| Given instruction |
Below are some records; retype all of them exactly.
-- start --
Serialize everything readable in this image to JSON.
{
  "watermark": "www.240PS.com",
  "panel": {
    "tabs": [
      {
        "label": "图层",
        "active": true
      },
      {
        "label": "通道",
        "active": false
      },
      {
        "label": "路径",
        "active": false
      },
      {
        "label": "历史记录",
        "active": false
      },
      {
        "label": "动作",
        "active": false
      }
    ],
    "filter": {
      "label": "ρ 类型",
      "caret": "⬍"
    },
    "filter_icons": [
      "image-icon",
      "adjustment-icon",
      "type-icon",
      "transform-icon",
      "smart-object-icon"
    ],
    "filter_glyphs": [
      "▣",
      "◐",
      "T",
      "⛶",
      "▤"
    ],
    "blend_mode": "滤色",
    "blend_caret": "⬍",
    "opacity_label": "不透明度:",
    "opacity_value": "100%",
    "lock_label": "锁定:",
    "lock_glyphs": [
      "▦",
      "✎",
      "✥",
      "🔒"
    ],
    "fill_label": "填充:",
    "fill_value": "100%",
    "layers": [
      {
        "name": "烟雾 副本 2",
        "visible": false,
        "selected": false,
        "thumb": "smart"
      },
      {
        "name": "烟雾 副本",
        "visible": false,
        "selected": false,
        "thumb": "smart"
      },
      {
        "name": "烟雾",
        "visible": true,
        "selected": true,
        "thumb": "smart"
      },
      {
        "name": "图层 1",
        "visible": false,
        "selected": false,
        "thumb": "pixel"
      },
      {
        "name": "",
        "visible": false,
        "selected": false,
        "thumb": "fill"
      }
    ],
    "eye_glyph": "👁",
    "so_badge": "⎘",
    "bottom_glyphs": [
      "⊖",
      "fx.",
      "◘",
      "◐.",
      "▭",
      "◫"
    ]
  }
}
-- end --
| Solution |
Serialize everything readable in this image to JSON.
{
  "watermark": "www.240PS.com",
  "panel": {
    "tabs": [
      {
        "label": "图层",
        "active": true
      },
      {
        "label": "通道",
        "active": false
      },
      {
        "label": "路径",
        "active": false
      },
      {
        "label": "历史记录",
        "active": false
      },
      {
        "label": "动作",
        "active": false
      }
    ],
    "filter": {
      "label": "ρ 类型",
      "caret": "⬍"
    },
    "filter_icons": [
      "image-icon",
      "adjustment-icon",
      "type-icon",
      "transform-icon",
      "smart-object-icon"
    ],
    "filter_glyphs": [
      "▣",
      "◐",
      "T",
      "⛶",
      "▤"
    ],
    "blend_mode": "滤色",
    "blend_caret": "⬍",
    "opacity_label": "不透明度:",
    "opacity_value": "100%",
    "lock_label": "锁定:",
    "lock_glyphs": [
      "▦",
      "✎",
      "✥",
      "🔒"
    ],
    "fill_label": "填充:",
    "fill_value": "100%",
    "layers": [
      {
        "name": "烟雾 副本 2",
        "visible": false,
        "selected": false,
        "thumb": "smart"
      },
      {
        "name": "烟雾 副本",
        "visible": false,
        "selected": false,
        "thumb": "smart"
      },
      {
        "name": "烟雾",
        "visible": true,
        "selected": true,
        "thumb": "smart"
      },
      {
        "name": "图层 1",
        "visible": false,
        "selected": false,
        "thumb": "pixel"
      },
      {
        "name": "",
        "visible": false,
        "selected": false,
        "thumb": "fill"
      }
    ],
    "eye_glyph": "👁",
    "so_badge": "⎘",
    "bottom_glyphs": [
      "⊖",
      "fx.",
      "◘",
      "◐.",
      "▭",
      "◫"
    ]
  }
}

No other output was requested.